> Exercise: In how many lines does the string "quam" appear? Answer with the number only.

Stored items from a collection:
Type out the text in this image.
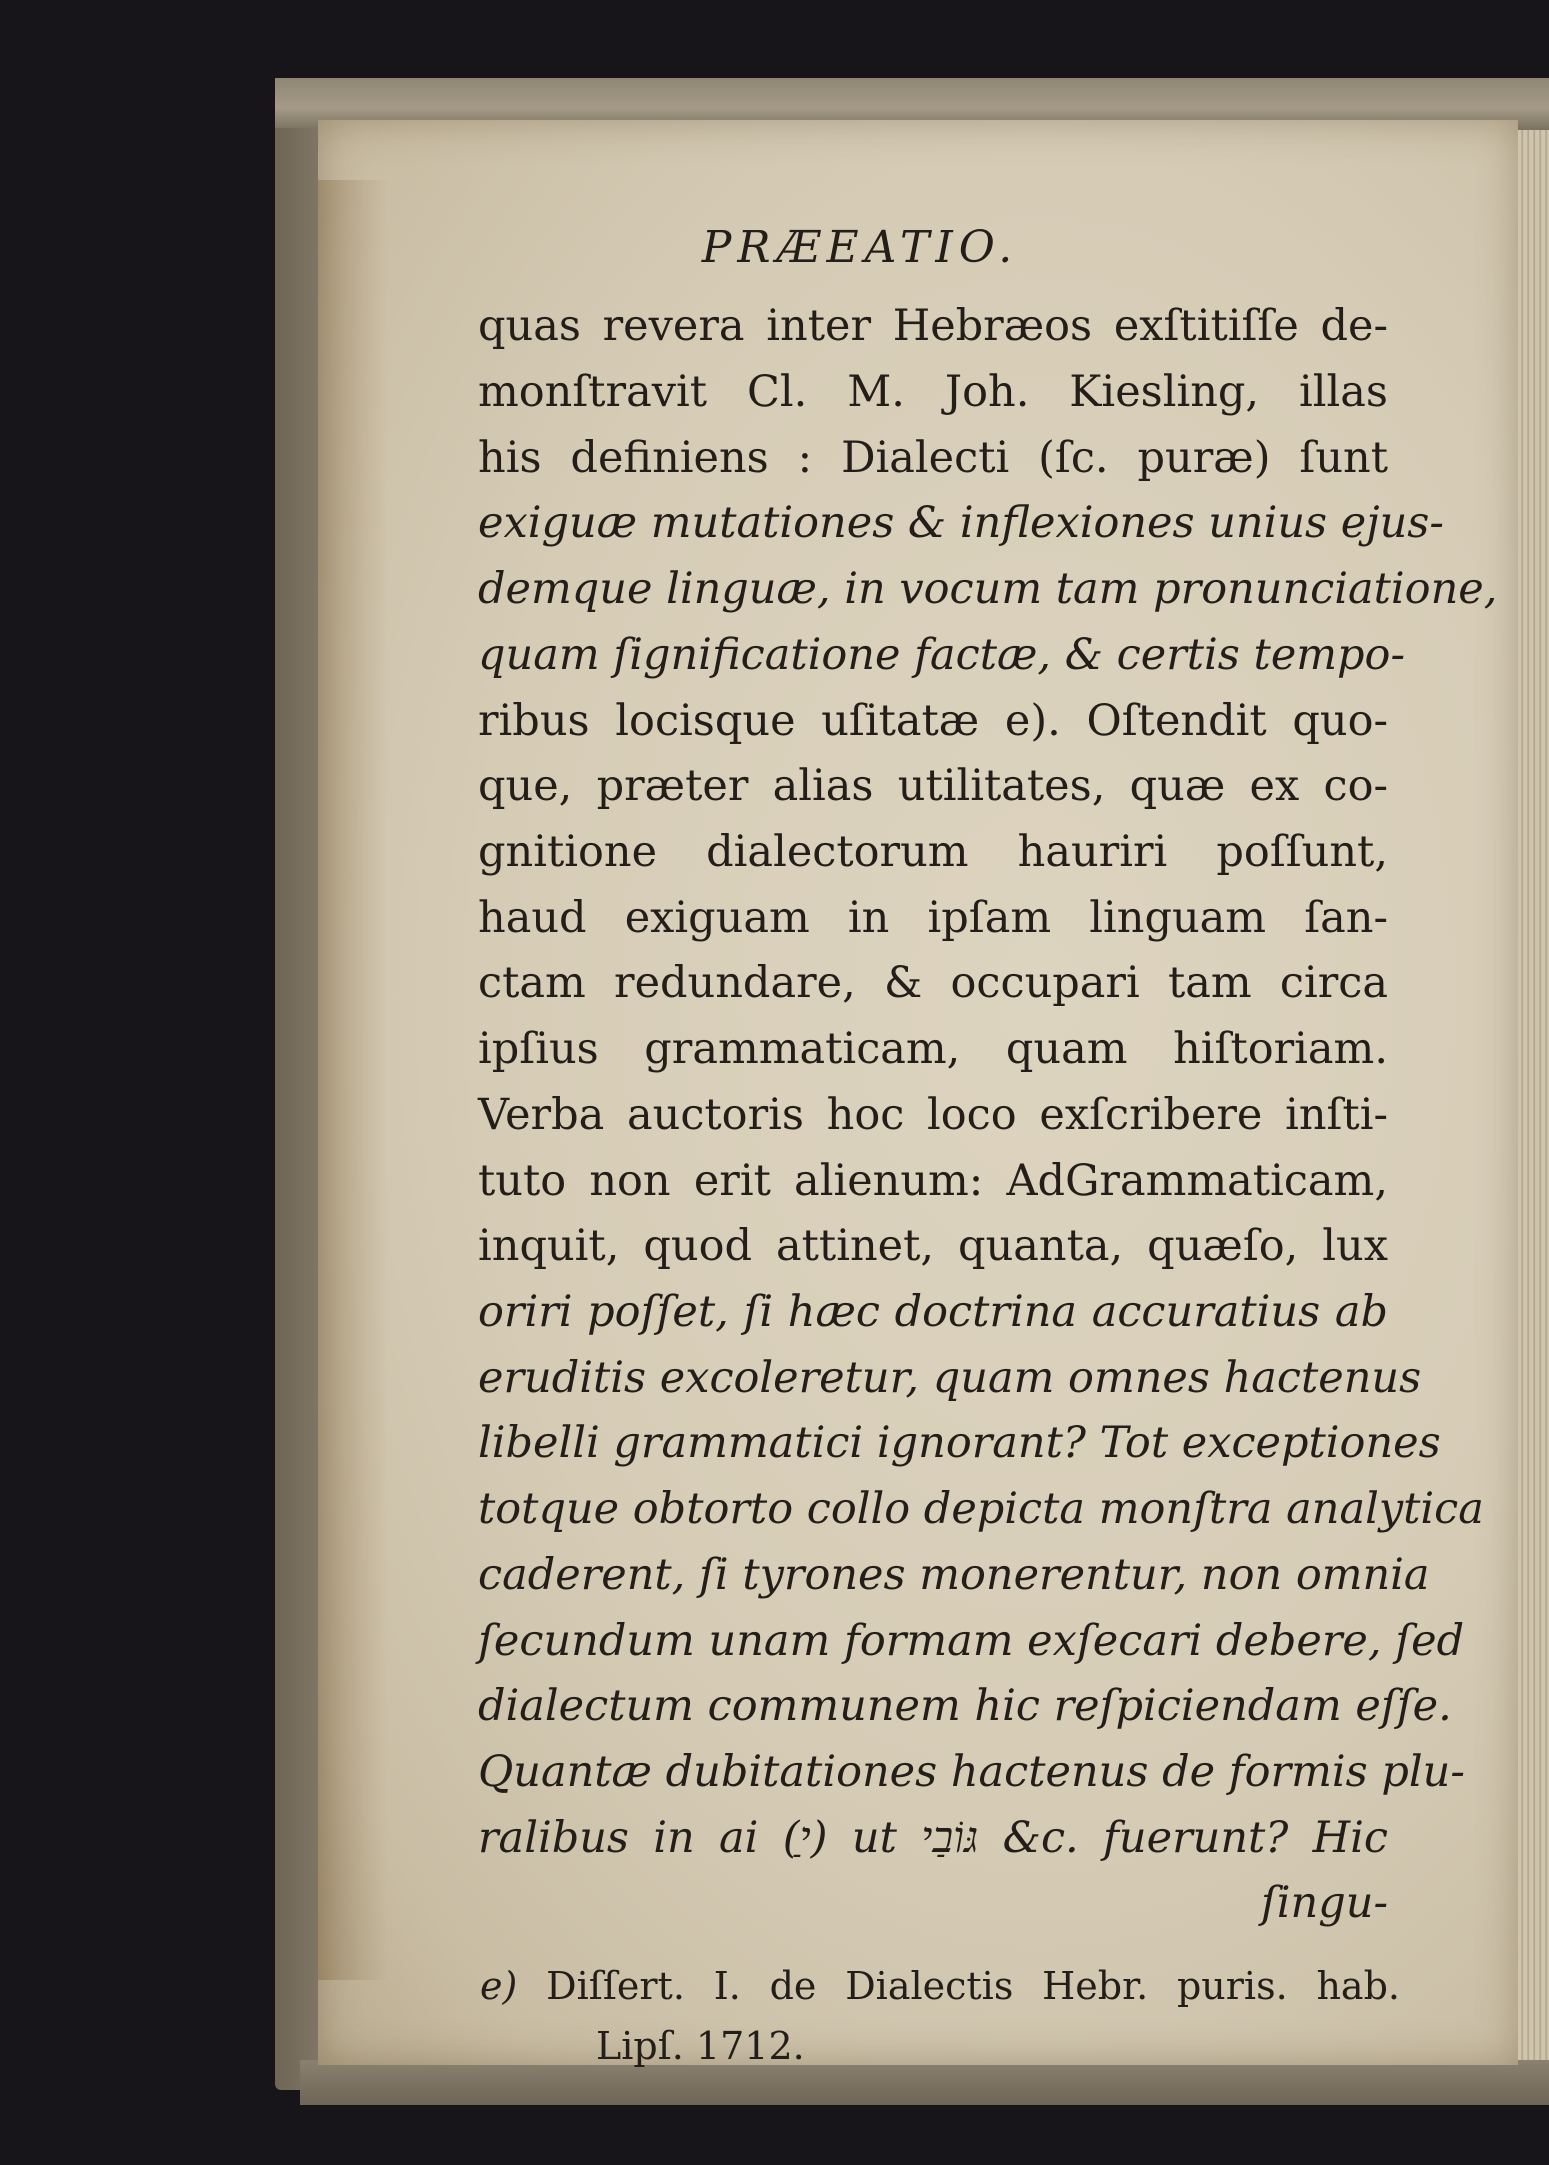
PRÆEATIO.
quas revera inter Hebræos exſtitiſſe de-
monſtravit Cl. M. Joh. Kiesling, illas
his definiens : Dialecti (ſc. puræ) ſunt
exiguæ mutationes & inflexiones unius ejus-
demque linguæ, in vocum tam pronunciatione,
quam ſignificatione factæ, & certis tempo-
ribus locisque uſitatæ e). Oſtendit quo-
que, præter alias utilitates, quæ ex co-
gnitione dialectorum hauriri poſſunt,
haud exiguam in ipſam linguam ſan-
ctam redundare, & occupari tam circa
ipſius grammaticam, quam hiſtoriam.
Verba auctoris hoc loco exſcribere inſti-
tuto non erit alienum: AdGrammaticam,
inquit, quod attinet, quanta, quæſo, lux
oriri poſſet, ſi hæc doctrina accuratius ab
eruditis excoleretur, quam omnes hactenus
libelli grammatici ignorant? Tot exceptiones
totque obtorto collo depicta monſtra analytica
caderent, ſi tyrones monerentur, non omnia
ſecundum unam formam exſecari debere, ſed
dialectum communem hic reſpiciendam eſſe.
Quantæ dubitationes hactenus de formis plu-
ralibus in ai (ַי) ut גּוֹבַי &c. fuerunt? Hic
ſingu-
e) Diſſert. I. de Dialectis Hebr. puris. hab.
Lipſ. 1712.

> Problem solution: 3